- _YOUR GOAL_: Restate each of the lines given below, word for word.

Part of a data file
——

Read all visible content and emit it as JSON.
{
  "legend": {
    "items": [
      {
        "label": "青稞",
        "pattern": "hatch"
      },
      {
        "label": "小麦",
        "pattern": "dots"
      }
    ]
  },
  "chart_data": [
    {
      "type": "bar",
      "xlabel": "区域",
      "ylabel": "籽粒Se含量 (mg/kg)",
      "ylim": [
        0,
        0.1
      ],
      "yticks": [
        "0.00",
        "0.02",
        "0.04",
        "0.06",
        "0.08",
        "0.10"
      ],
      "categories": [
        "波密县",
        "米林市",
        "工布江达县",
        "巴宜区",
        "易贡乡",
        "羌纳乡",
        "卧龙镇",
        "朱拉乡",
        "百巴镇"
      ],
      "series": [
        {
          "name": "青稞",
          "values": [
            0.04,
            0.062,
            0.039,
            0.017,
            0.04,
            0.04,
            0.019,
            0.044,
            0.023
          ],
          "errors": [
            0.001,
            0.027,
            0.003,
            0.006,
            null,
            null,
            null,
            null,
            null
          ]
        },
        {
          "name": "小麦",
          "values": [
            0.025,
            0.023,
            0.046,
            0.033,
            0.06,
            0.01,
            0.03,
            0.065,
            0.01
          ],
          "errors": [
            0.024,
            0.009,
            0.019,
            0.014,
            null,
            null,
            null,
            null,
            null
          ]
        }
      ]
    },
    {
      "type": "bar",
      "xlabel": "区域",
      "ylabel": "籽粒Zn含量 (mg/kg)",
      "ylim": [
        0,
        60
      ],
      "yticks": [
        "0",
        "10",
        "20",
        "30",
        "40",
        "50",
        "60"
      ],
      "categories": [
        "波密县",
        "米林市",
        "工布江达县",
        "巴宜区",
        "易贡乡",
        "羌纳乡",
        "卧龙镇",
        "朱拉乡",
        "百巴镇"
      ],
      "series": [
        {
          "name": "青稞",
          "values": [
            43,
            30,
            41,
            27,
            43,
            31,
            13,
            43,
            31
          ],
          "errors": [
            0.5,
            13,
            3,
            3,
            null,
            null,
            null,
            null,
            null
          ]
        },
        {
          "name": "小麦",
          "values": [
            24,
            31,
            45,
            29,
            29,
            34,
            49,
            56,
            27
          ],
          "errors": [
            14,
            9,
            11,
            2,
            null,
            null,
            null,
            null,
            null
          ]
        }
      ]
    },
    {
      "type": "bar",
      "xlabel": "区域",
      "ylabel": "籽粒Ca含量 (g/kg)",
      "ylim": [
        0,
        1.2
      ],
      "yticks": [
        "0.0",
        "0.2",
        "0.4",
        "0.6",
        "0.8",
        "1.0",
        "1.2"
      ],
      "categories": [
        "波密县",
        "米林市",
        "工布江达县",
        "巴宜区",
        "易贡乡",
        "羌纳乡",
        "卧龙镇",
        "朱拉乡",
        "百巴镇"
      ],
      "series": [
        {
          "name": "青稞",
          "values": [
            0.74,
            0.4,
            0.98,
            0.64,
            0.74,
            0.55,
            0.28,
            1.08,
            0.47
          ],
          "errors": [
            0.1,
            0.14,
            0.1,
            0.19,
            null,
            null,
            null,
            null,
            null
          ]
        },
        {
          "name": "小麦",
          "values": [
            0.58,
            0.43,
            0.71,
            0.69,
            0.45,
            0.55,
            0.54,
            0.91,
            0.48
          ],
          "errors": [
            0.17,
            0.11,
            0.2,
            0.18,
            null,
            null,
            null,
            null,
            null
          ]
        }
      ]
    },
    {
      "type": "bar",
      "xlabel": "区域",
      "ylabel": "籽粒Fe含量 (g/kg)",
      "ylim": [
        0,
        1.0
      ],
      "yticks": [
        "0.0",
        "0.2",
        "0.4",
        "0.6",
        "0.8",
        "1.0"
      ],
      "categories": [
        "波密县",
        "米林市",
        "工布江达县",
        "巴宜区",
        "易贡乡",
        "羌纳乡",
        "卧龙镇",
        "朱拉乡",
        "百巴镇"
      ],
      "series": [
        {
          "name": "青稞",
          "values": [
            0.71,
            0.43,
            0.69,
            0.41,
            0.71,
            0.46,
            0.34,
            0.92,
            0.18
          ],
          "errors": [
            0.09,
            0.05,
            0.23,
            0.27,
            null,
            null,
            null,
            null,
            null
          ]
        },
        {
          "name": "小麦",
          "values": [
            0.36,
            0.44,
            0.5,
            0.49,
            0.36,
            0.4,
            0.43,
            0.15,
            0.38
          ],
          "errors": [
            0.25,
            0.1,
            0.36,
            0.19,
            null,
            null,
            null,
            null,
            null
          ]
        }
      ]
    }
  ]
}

——

- _RESULT OF THIS EXERCISE_:
Read all visible content and emit it as JSON.
{
  "legend": {
    "items": [
      {
        "label": "青稞",
        "pattern": "hatch"
      },
      {
        "label": "小麦",
        "pattern": "dots"
      }
    ]
  },
  "chart_data": [
    {
      "type": "bar",
      "xlabel": "区域",
      "ylabel": "籽粒Se含量 (mg/kg)",
      "ylim": [
        0,
        0.1
      ],
      "yticks": [
        "0.00",
        "0.02",
        "0.04",
        "0.06",
        "0.08",
        "0.10"
      ],
      "categories": [
        "波密县",
        "米林市",
        "工布江达县",
        "巴宜区",
        "易贡乡",
        "羌纳乡",
        "卧龙镇",
        "朱拉乡",
        "百巴镇"
      ],
      "series": [
        {
          "name": "青稞",
          "values": [
            0.04,
            0.062,
            0.039,
            0.017,
            0.04,
            0.04,
            0.019,
            0.044,
            0.023
          ],
          "errors": [
            0.001,
            0.027,
            0.003,
            0.006,
            null,
            null,
            null,
            null,
            null
          ]
        },
        {
          "name": "小麦",
          "values": [
            0.025,
            0.023,
            0.046,
            0.033,
            0.06,
            0.01,
            0.03,
            0.065,
            0.01
          ],
          "errors": [
            0.024,
            0.009,
            0.019,
            0.014,
            null,
            null,
            null,
            null,
            null
          ]
        }
      ]
    },
    {
      "type": "bar",
      "xlabel": "区域",
      "ylabel": "籽粒Zn含量 (mg/kg)",
      "ylim": [
        0,
        60
      ],
      "yticks": [
        "0",
        "10",
        "20",
        "30",
        "40",
        "50",
        "60"
      ],
      "categories": [
        "波密县",
        "米林市",
        "工布江达县",
        "巴宜区",
        "易贡乡",
        "羌纳乡",
        "卧龙镇",
        "朱拉乡",
        "百巴镇"
      ],
      "series": [
        {
          "name": "青稞",
          "values": [
            43,
            30,
            41,
            27,
            43,
            31,
            13,
            43,
            31
          ],
          "errors": [
            0.5,
            13,
            3,
            3,
            null,
            null,
            null,
            null,
            null
          ]
        },
        {
          "name": "小麦",
          "values": [
            24,
            31,
            45,
            29,
            29,
            34,
            49,
            56,
            27
          ],
          "errors": [
            14,
            9,
            11,
            2,
            null,
            null,
            null,
            null,
            null
          ]
        }
      ]
    },
    {
      "type": "bar",
      "xlabel": "区域",
      "ylabel": "籽粒Ca含量 (g/kg)",
      "ylim": [
        0,
        1.2
      ],
      "yticks": [
        "0.0",
        "0.2",
        "0.4",
        "0.6",
        "0.8",
        "1.0",
        "1.2"
      ],
      "categories": [
        "波密县",
        "米林市",
        "工布江达县",
        "巴宜区",
        "易贡乡",
        "羌纳乡",
        "卧龙镇",
        "朱拉乡",
        "百巴镇"
      ],
      "series": [
        {
          "name": "青稞",
          "values": [
            0.74,
            0.4,
            0.98,
            0.64,
            0.74,
            0.55,
            0.28,
            1.08,
            0.47
          ],
          "errors": [
            0.1,
            0.14,
            0.1,
            0.19,
            null,
            null,
            null,
            null,
            null
          ]
        },
        {
          "name": "小麦",
          "values": [
            0.58,
            0.43,
            0.71,
            0.69,
            0.45,
            0.55,
            0.54,
            0.91,
            0.48
          ],
          "errors": [
            0.17,
            0.11,
            0.2,
            0.18,
            null,
            null,
            null,
            null,
            null
          ]
        }
      ]
    },
    {
      "type": "bar",
      "xlabel": "区域",
      "ylabel": "籽粒Fe含量 (g/kg)",
      "ylim": [
        0,
        1.0
      ],
      "yticks": [
        "0.0",
        "0.2",
        "0.4",
        "0.6",
        "0.8",
        "1.0"
      ],
      "categories": [
        "波密县",
        "米林市",
        "工布江达县",
        "巴宜区",
        "易贡乡",
        "羌纳乡",
        "卧龙镇",
        "朱拉乡",
        "百巴镇"
      ],
      "series": [
        {
          "name": "青稞",
          "values": [
            0.71,
            0.43,
            0.69,
            0.41,
            0.71,
            0.46,
            0.34,
            0.92,
            0.18
          ],
          "errors": [
            0.09,
            0.05,
            0.23,
            0.27,
            null,
            null,
            null,
            null,
            null
          ]
        },
        {
          "name": "小麦",
          "values": [
            0.36,
            0.44,
            0.5,
            0.49,
            0.36,
            0.4,
            0.43,
            0.15,
            0.38
          ],
          "errors": [
            0.25,
            0.1,
            0.36,
            0.19,
            null,
            null,
            null,
            null,
            null
          ]
        }
      ]
    }
  ]
}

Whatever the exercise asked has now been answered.